# TASK STATEMENT
Copy out the records in full, word for word, without pictures.

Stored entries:

----------

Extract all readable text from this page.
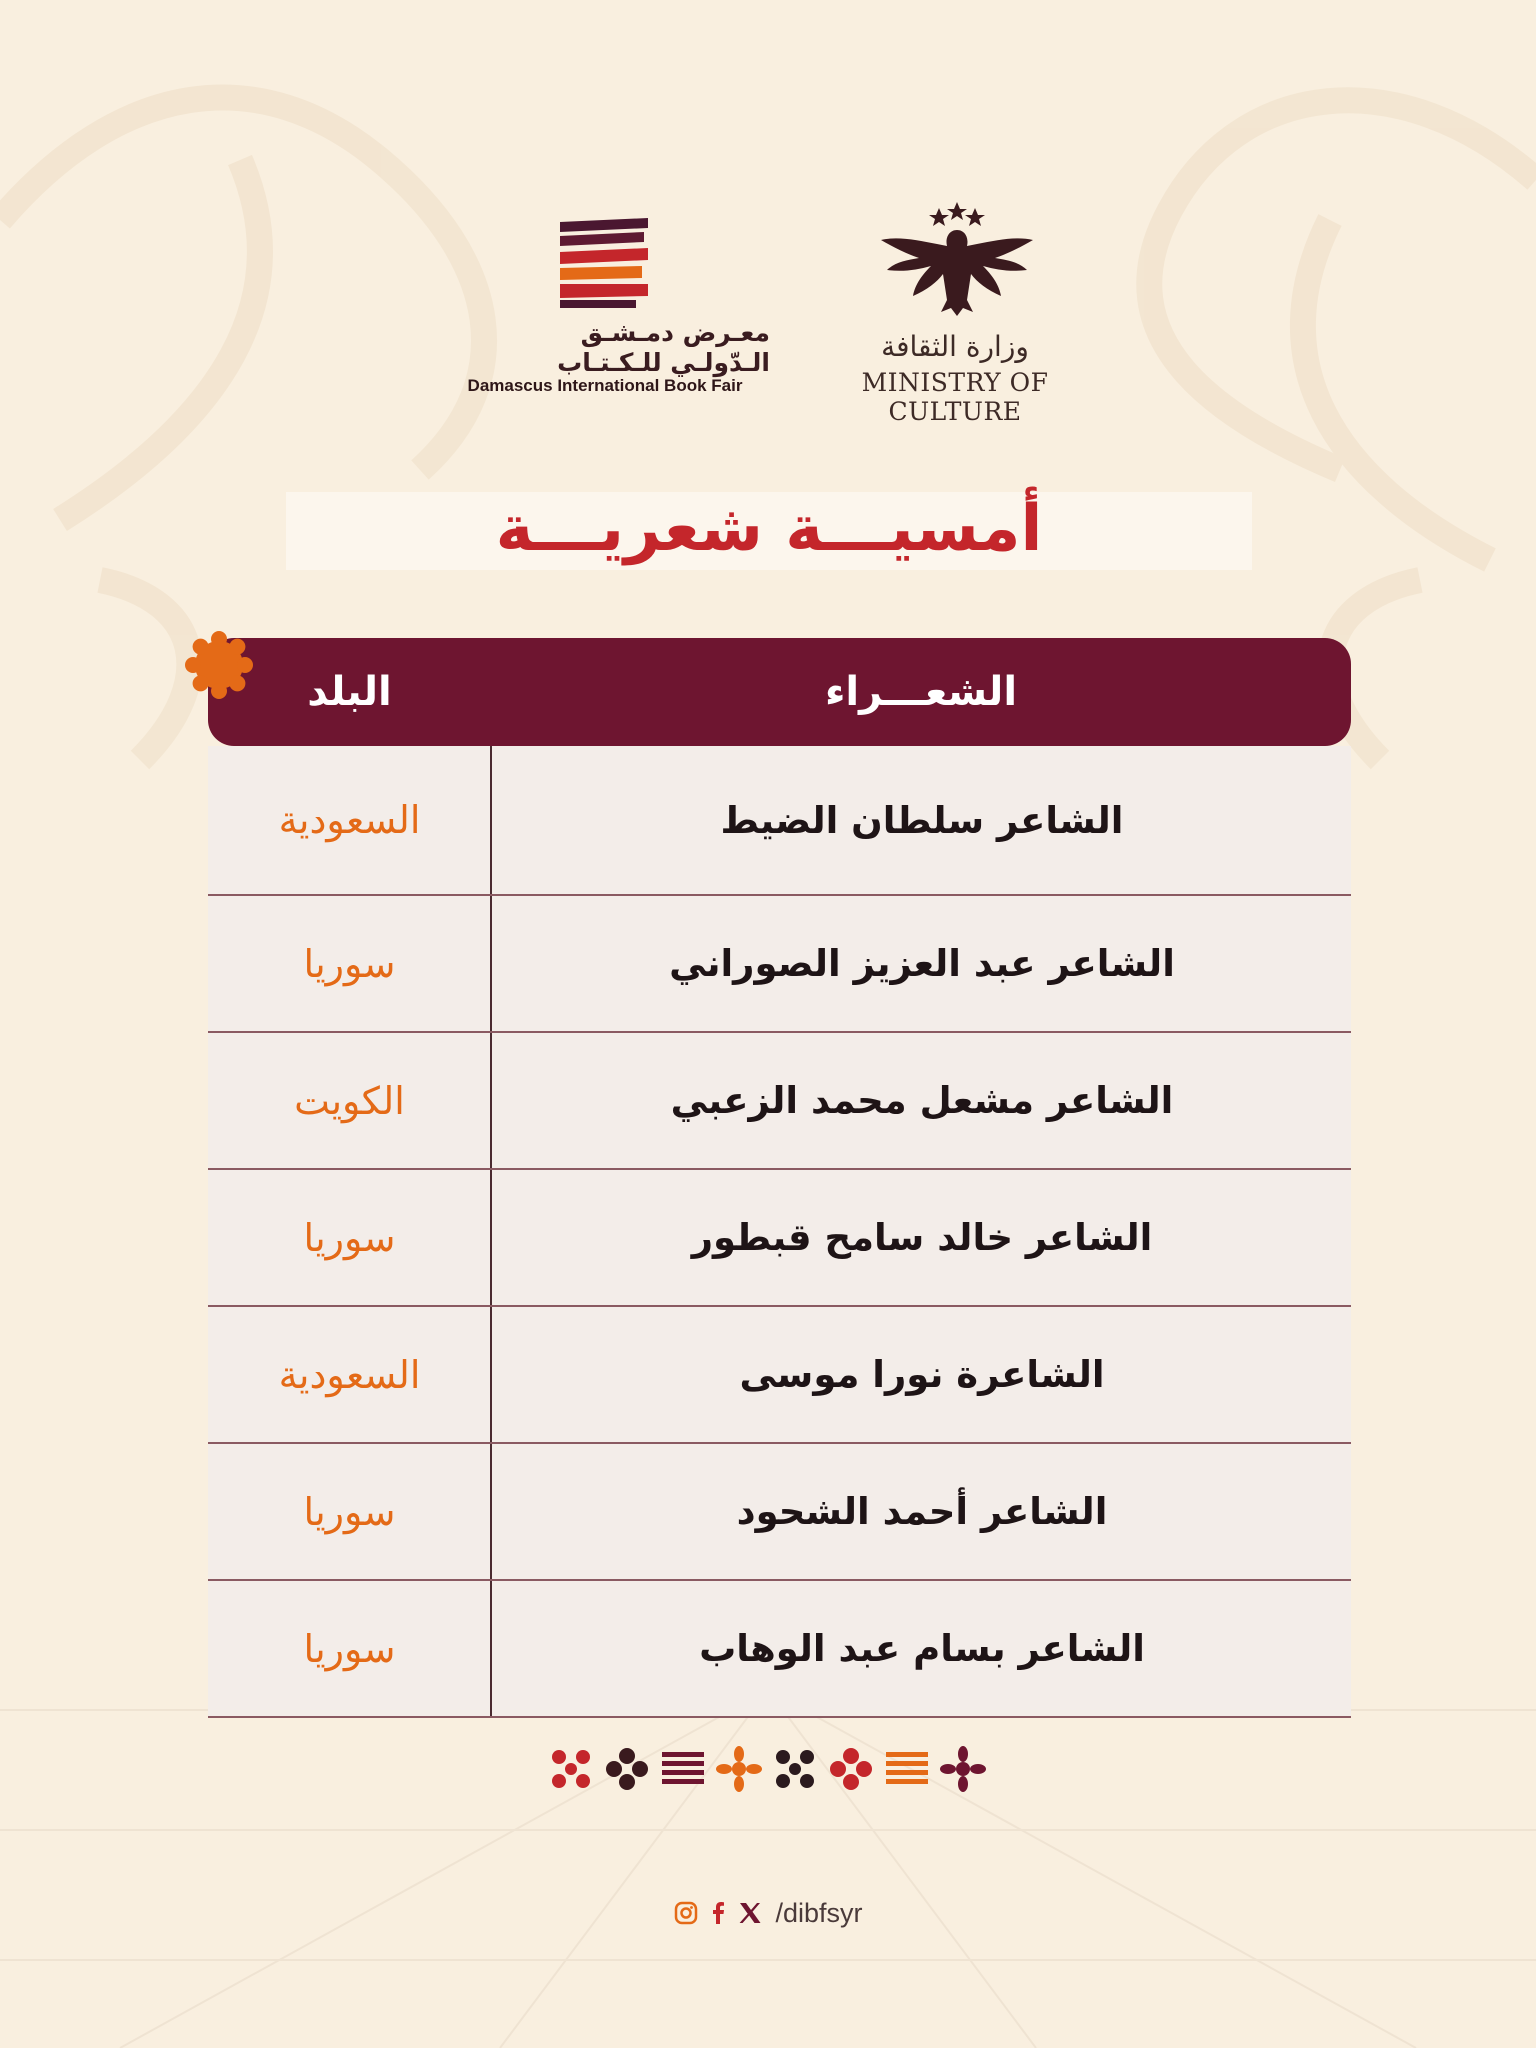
وزارة الثقافة
MINISTRY OF CULTURE
معـرض دمـشـق
الـدّولـي للـكـتـاب
Damascus International Book Fair
أمسيـــة شعريـــة
الشعـــراء
البلد
الشاعر سلطان الضيط
السعودية
الشاعر عبد العزيز الصوراني
سوريا
الشاعر مشعل محمد الزعبي
الكويت
الشاعر خالد سامح قبطور
سوريا
الشاعرة نورا موسى
السعودية
الشاعر أحمد الشحود
سوريا
الشاعر بسام عبد الوهاب
سوريا
/dibfsyr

----------

# RESULT FOR THIS TASK
Extract all readable text from this page.
وزارة الثقافة
MINISTRY OF CULTURE
معـرض دمـشـق
الـدّولـي للـكـتـاب
Damascus International Book Fair
أمسيـــة شعريـــة
الشعـــراء
البلد
الشاعر سلطان الضيط
السعودية
الشاعر عبد العزيز الصوراني
سوريا
الشاعر مشعل محمد الزعبي
الكويت
الشاعر خالد سامح قبطور
سوريا
الشاعرة نورا موسى
السعودية
الشاعر أحمد الشحود
سوريا
الشاعر بسام عبد الوهاب
سوريا
/dibfsyr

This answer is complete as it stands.